-- START --

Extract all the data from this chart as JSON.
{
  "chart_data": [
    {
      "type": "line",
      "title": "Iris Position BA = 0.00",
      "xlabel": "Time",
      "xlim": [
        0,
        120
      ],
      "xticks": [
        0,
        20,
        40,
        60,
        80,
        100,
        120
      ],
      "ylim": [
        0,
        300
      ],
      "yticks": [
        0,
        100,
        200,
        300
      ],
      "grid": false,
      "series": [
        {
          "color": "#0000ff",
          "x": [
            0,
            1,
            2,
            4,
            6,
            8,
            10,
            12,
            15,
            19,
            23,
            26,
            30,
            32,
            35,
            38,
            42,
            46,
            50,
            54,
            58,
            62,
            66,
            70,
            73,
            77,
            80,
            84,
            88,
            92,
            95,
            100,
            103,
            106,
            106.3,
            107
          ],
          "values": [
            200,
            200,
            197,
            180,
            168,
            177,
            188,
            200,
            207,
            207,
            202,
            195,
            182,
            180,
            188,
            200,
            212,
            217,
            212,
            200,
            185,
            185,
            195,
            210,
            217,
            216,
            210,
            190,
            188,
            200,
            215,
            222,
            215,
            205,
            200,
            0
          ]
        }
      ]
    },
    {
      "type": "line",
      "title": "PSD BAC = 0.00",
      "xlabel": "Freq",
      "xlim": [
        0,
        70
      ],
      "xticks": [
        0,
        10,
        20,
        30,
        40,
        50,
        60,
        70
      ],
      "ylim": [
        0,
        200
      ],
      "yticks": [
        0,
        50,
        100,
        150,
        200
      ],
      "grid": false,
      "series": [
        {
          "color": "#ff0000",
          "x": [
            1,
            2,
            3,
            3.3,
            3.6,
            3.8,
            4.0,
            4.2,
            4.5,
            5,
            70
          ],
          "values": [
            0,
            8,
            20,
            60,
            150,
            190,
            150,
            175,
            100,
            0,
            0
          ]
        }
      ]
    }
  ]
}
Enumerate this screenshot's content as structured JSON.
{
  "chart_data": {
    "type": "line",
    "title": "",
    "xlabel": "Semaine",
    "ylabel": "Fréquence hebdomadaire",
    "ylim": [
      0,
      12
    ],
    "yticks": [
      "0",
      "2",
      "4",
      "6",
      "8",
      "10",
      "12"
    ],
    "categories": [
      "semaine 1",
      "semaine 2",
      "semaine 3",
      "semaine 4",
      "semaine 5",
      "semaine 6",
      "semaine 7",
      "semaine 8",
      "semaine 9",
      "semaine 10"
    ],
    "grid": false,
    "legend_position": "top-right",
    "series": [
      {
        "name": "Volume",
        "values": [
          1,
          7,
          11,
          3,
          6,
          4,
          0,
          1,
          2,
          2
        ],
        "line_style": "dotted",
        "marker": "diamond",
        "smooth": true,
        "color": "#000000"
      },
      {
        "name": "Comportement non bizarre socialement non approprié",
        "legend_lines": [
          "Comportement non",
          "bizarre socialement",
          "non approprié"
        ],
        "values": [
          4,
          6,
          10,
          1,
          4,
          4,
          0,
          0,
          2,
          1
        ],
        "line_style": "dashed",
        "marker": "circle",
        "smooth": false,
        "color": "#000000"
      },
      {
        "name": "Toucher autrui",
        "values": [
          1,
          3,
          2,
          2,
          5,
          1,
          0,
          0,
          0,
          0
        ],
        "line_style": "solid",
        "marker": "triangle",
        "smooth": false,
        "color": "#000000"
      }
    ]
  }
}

-- END --

The full set of records should be duplicated exactly.

Extract all the data from this chart as JSON.
{
  "chart_data": [
    {
      "type": "line",
      "title": "Iris Position BA = 0.00",
      "xlabel": "Time",
      "xlim": [
        0,
        120
      ],
      "xticks": [
        0,
        20,
        40,
        60,
        80,
        100,
        120
      ],
      "ylim": [
        0,
        300
      ],
      "yticks": [
        0,
        100,
        200,
        300
      ],
      "grid": false,
      "series": [
        {
          "color": "#0000ff",
          "x": [
            0,
            1,
            2,
            4,
            6,
            8,
            10,
            12,
            15,
            19,
            23,
            26,
            30,
            32,
            35,
            38,
            42,
            46,
            50,
            54,
            58,
            62,
            66,
            70,
            73,
            77,
            80,
            84,
            88,
            92,
            95,
            100,
            103,
            106,
            106.3,
            107
          ],
          "values": [
            200,
            200,
            197,
            180,
            168,
            177,
            188,
            200,
            207,
            207,
            202,
            195,
            182,
            180,
            188,
            200,
            212,
            217,
            212,
            200,
            185,
            185,
            195,
            210,
            217,
            216,
            210,
            190,
            188,
            200,
            215,
            222,
            215,
            205,
            200,
            0
          ]
        }
      ]
    },
    {
      "type": "line",
      "title": "PSD BAC = 0.00",
      "xlabel": "Freq",
      "xlim": [
        0,
        70
      ],
      "xticks": [
        0,
        10,
        20,
        30,
        40,
        50,
        60,
        70
      ],
      "ylim": [
        0,
        200
      ],
      "yticks": [
        0,
        50,
        100,
        150,
        200
      ],
      "grid": false,
      "series": [
        {
          "color": "#ff0000",
          "x": [
            1,
            2,
            3,
            3.3,
            3.6,
            3.8,
            4.0,
            4.2,
            4.5,
            5,
            70
          ],
          "values": [
            0,
            8,
            20,
            60,
            150,
            190,
            150,
            175,
            100,
            0,
            0
          ]
        }
      ]
    }
  ]
}
Enumerate this screenshot's content as structured JSON.
{
  "chart_data": {
    "type": "line",
    "title": "",
    "xlabel": "Semaine",
    "ylabel": "Fréquence hebdomadaire",
    "ylim": [
      0,
      12
    ],
    "yticks": [
      "0",
      "2",
      "4",
      "6",
      "8",
      "10",
      "12"
    ],
    "categories": [
      "semaine 1",
      "semaine 2",
      "semaine 3",
      "semaine 4",
      "semaine 5",
      "semaine 6",
      "semaine 7",
      "semaine 8",
      "semaine 9",
      "semaine 10"
    ],
    "grid": false,
    "legend_position": "top-right",
    "series": [
      {
        "name": "Volume",
        "values": [
          1,
          7,
          11,
          3,
          6,
          4,
          0,
          1,
          2,
          2
        ],
        "line_style": "dotted",
        "marker": "diamond",
        "smooth": true,
        "color": "#000000"
      },
      {
        "name": "Comportement non bizarre socialement non approprié",
        "legend_lines": [
          "Comportement non",
          "bizarre socialement",
          "non approprié"
        ],
        "values": [
          4,
          6,
          10,
          1,
          4,
          4,
          0,
          0,
          2,
          1
        ],
        "line_style": "dashed",
        "marker": "circle",
        "smooth": false,
        "color": "#000000"
      },
      {
        "name": "Toucher autrui",
        "values": [
          1,
          3,
          2,
          2,
          5,
          1,
          0,
          0,
          0,
          0
        ],
        "line_style": "solid",
        "marker": "triangle",
        "smooth": false,
        "color": "#000000"
      }
    ]
  }
}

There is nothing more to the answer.